Direction: Every line with the word "准备解压" in it should be extracted from the data that follows.

(Records from a data collection)

==========

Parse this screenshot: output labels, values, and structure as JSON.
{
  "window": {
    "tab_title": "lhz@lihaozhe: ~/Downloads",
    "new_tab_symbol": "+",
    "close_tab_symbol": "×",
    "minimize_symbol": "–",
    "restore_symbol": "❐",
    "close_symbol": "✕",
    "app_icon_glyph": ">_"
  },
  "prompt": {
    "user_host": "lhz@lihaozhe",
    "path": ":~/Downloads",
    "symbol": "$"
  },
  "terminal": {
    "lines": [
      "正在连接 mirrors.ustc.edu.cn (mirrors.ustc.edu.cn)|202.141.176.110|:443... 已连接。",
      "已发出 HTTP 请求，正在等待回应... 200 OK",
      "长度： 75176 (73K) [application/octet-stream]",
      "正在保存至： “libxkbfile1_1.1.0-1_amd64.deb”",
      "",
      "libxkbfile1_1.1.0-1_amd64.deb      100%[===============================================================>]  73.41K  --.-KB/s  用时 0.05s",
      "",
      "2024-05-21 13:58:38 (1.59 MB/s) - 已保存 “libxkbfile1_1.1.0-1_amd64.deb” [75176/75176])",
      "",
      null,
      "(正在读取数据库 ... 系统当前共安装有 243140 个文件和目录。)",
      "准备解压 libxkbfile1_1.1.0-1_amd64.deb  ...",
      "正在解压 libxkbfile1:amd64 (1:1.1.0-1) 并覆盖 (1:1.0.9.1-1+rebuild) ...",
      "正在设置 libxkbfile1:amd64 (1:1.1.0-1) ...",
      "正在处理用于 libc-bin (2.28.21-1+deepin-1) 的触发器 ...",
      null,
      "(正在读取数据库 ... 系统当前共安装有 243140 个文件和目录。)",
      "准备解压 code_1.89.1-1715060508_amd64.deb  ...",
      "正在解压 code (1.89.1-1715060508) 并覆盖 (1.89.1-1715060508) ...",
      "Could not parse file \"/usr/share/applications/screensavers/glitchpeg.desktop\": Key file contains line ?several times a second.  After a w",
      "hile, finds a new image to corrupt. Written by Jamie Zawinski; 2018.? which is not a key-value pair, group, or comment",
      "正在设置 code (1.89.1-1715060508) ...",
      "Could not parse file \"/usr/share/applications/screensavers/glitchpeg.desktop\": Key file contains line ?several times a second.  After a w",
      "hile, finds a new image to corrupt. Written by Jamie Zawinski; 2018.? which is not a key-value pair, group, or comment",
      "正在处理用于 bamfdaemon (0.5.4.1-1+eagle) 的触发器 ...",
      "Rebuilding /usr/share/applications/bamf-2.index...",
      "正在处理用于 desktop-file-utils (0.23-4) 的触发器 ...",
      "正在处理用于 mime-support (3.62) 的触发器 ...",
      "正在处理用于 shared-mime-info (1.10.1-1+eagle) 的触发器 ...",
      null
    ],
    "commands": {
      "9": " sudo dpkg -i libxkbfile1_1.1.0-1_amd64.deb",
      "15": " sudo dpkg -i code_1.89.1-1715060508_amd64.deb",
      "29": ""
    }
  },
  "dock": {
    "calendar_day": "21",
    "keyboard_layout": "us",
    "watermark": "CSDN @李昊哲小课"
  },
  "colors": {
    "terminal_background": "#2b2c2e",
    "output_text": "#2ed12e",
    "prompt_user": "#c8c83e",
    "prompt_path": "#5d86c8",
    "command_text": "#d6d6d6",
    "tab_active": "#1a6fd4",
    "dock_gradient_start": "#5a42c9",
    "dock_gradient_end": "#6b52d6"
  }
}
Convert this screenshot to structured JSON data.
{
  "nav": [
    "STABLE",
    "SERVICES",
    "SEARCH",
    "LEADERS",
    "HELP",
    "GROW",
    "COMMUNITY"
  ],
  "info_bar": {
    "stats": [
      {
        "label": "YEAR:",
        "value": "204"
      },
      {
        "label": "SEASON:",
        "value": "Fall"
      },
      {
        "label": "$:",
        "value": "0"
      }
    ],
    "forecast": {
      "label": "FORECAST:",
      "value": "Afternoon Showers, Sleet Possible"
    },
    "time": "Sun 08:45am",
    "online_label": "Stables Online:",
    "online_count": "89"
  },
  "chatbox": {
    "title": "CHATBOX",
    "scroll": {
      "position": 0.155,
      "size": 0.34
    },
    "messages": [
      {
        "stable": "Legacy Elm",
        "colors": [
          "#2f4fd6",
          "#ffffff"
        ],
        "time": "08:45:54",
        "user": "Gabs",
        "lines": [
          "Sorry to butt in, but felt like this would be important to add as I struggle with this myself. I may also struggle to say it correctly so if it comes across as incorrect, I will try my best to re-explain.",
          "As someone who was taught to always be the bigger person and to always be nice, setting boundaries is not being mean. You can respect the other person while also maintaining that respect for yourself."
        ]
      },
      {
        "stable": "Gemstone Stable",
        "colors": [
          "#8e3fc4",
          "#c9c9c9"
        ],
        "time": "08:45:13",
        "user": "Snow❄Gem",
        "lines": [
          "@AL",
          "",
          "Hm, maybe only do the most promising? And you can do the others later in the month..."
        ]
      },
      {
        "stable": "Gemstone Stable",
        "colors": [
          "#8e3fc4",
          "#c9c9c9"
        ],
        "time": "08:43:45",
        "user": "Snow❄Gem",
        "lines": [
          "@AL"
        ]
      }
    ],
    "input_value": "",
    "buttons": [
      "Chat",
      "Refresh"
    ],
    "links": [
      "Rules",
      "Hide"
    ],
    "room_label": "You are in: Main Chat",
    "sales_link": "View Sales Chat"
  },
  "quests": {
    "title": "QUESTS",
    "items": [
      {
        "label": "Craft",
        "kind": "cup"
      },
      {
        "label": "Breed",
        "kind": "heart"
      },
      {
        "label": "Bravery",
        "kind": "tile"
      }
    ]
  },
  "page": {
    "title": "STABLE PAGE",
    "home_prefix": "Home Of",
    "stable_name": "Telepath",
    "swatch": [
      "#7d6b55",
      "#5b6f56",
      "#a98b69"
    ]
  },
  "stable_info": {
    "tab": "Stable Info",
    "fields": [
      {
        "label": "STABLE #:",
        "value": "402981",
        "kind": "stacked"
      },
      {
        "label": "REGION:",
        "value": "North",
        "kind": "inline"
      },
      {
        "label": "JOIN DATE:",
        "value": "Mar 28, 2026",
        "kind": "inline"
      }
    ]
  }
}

==========

Result below:
      "准备解压 libxkbfile1_1.1.0-1_amd64.deb  ...",
      "准备解压 code_1.89.1-1715060508_amd64.deb  ...",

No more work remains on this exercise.